(Problem requirements)
Could you please reproduce all the records below exactly, leaving out the images?

——

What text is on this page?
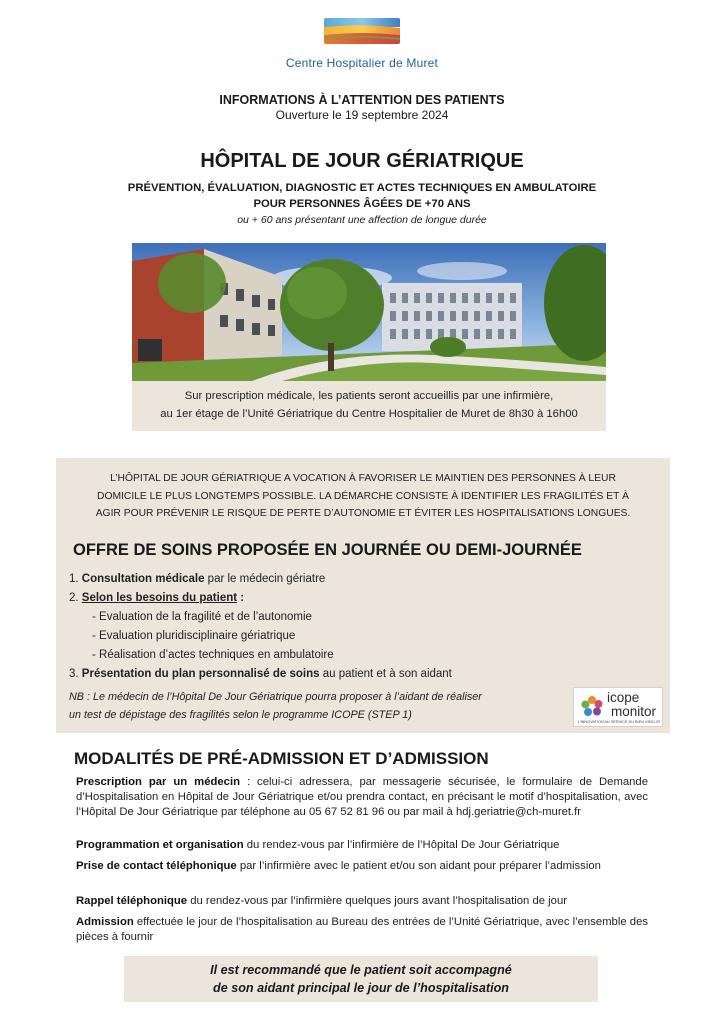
Centre Hospitalier de Muret
INFORMATIONS À L’ATTENTION DES PATIENTS
Ouverture le 19 septembre 2024
HÔPITAL DE JOUR GÉRIATRIQUE
PRÉVENTION, ÉVALUATION, DIAGNOSTIC ET ACTES TECHNIQUES EN AMBULATOIRE
POUR PERSONNES ÂGÉES DE +70 ANS
ou + 60 ans présentant une affection de longue durée
Sur prescription médicale, les patients seront accueillis par une infirmière,
au 1er étage de l’Unité Gériatrique du Centre Hospitalier de Muret de 8h30 à 16h00
L’HÔPITAL DE JOUR GÉRIATRIQUE A VOCATION À FAVORISER LE MAINTIEN DES PERSONNES À LEUR
DOMICILE LE PLUS LONGTEMPS POSSIBLE. LA DÉMARCHE CONSISTE À IDENTIFIER LES FRAGILITÉS ET À
AGIR POUR PRÉVENIR LE RISQUE DE PERTE D’AUTONOMIE ET ÉVITER LES HOSPITALISATIONS LONGUES.
OFFRE DE SOINS PROPOSÉE EN JOURNÉE OU DEMI-JOURNÉE
1. Consultation médicale par le médecin gériatre
2. Selon les besoins du patient :
- Evaluation de la fragilité et de l’autonomie
- Evaluation pluridisciplinaire gériatrique
- Réalisation d’actes techniques en ambulatoire
3. Présentation du plan personnalisé de soins au patient et à son aidant
NB : Le médecin de l’Hôpital De Jour Gériatrique pourra proposer à l’aidant de réaliser
un test de dépistage des fragilités selon le programme ICOPE (STEP 1)
icope
monitor
L’INNOVATION AU SERVICE DU BIEN VIEILLIR
MODALITÉS DE PRÉ-ADMISSION ET D’ADMISSION
Prescription par un médecin : celui-ci adressera, par messagerie sécurisée, le formulaire de Demande d’Hospitalisation en Hôpital de Jour Gériatrique et/ou prendra contact, en précisant le motif d’hospitalisation, avec l’Hôpital De Jour Gériatrique par téléphone au 05 67 52 81 96 ou par mail à hdj.geriatrie@ch-muret.fr
Programmation et organisation du rendez-vous par l’infirmière de l’Hôpital De Jour Gériatrique
Prise de contact téléphonique par l’infirmière avec le patient et/ou son aidant pour préparer l’admission
Rappel téléphonique du rendez-vous par l’infirmière quelques jours avant l’hospitalisation de jour
Admission effectuée le jour de l’hospitalisation au Bureau des entrées de l’Unité Gériatrique, avec l’ensemble des pièces à fournir
Il est recommandé que le patient soit accompagné
de son aidant principal le jour de l’hospitalisation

——

(Solution)
What text is on this page?
Centre Hospitalier de Muret
INFORMATIONS À L’ATTENTION DES PATIENTS
Ouverture le 19 septembre 2024
HÔPITAL DE JOUR GÉRIATRIQUE
PRÉVENTION, ÉVALUATION, DIAGNOSTIC ET ACTES TECHNIQUES EN AMBULATOIRE
POUR PERSONNES ÂGÉES DE +70 ANS
ou + 60 ans présentant une affection de longue durée
Sur prescription médicale, les patients seront accueillis par une infirmière,
au 1er étage de l’Unité Gériatrique du Centre Hospitalier de Muret de 8h30 à 16h00
L’HÔPITAL DE JOUR GÉRIATRIQUE A VOCATION À FAVORISER LE MAINTIEN DES PERSONNES À LEUR
DOMICILE LE PLUS LONGTEMPS POSSIBLE. LA DÉMARCHE CONSISTE À IDENTIFIER LES FRAGILITÉS ET À
AGIR POUR PRÉVENIR LE RISQUE DE PERTE D’AUTONOMIE ET ÉVITER LES HOSPITALISATIONS LONGUES.
OFFRE DE SOINS PROPOSÉE EN JOURNÉE OU DEMI-JOURNÉE
1. Consultation médicale par le médecin gériatre
2. Selon les besoins du patient :
- Evaluation de la fragilité et de l’autonomie
- Evaluation pluridisciplinaire gériatrique
- Réalisation d’actes techniques en ambulatoire
3. Présentation du plan personnalisé de soins au patient et à son aidant
NB : Le médecin de l’Hôpital De Jour Gériatrique pourra proposer à l’aidant de réaliser
un test de dépistage des fragilités selon le programme ICOPE (STEP 1)
icope
monitor
L’INNOVATION AU SERVICE DU BIEN VIEILLIR
MODALITÉS DE PRÉ-ADMISSION ET D’ADMISSION
Prescription par un médecin : celui-ci adressera, par messagerie sécurisée, le formulaire de Demande d’Hospitalisation en Hôpital de Jour Gériatrique et/ou prendra contact, en précisant le motif d’hospitalisation, avec l’Hôpital De Jour Gériatrique par téléphone au 05 67 52 81 96 ou par mail à hdj.geriatrie@ch-muret.fr
Programmation et organisation du rendez-vous par l’infirmière de l’Hôpital De Jour Gériatrique
Prise de contact téléphonique par l’infirmière avec le patient et/ou son aidant pour préparer l’admission
Rappel téléphonique du rendez-vous par l’infirmière quelques jours avant l’hospitalisation de jour
Admission effectuée le jour de l’hospitalisation au Bureau des entrées de l’Unité Gériatrique, avec l’ensemble des pièces à fournir
Il est recommandé que le patient soit accompagné
de son aidant principal le jour de l’hospitalisation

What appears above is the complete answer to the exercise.